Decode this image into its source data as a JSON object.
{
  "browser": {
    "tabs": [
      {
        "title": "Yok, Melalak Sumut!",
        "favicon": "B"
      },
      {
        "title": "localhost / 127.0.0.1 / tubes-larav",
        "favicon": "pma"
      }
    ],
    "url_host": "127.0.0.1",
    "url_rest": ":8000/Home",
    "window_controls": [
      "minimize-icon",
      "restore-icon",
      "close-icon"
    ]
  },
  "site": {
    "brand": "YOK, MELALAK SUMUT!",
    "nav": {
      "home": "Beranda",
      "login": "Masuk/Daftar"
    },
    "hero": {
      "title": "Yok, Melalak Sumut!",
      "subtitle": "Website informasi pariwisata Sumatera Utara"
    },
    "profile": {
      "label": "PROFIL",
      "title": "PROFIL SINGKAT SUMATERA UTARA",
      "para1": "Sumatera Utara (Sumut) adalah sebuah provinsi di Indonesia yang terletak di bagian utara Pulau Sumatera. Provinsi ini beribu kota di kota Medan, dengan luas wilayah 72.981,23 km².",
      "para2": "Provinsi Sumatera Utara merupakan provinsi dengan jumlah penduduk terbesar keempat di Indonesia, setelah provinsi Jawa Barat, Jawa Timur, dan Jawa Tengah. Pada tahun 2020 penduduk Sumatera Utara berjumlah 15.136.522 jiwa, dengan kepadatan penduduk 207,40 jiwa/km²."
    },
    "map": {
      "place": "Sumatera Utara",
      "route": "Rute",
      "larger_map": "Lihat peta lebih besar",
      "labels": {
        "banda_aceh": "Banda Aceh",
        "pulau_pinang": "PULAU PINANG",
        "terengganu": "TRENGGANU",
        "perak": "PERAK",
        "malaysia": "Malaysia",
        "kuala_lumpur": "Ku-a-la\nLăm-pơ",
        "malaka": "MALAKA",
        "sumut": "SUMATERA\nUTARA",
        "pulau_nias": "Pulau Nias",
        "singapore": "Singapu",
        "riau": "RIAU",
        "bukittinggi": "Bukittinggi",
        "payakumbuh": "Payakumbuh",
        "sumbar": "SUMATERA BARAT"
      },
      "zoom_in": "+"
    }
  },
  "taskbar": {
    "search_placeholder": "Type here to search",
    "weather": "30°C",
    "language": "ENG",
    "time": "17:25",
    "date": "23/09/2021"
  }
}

--------------------------------

GIVEN EXERCISE: Report how many lines of the entries hold the word "Provinsi". Nothing else is needed.

TASK RESPONSE: 2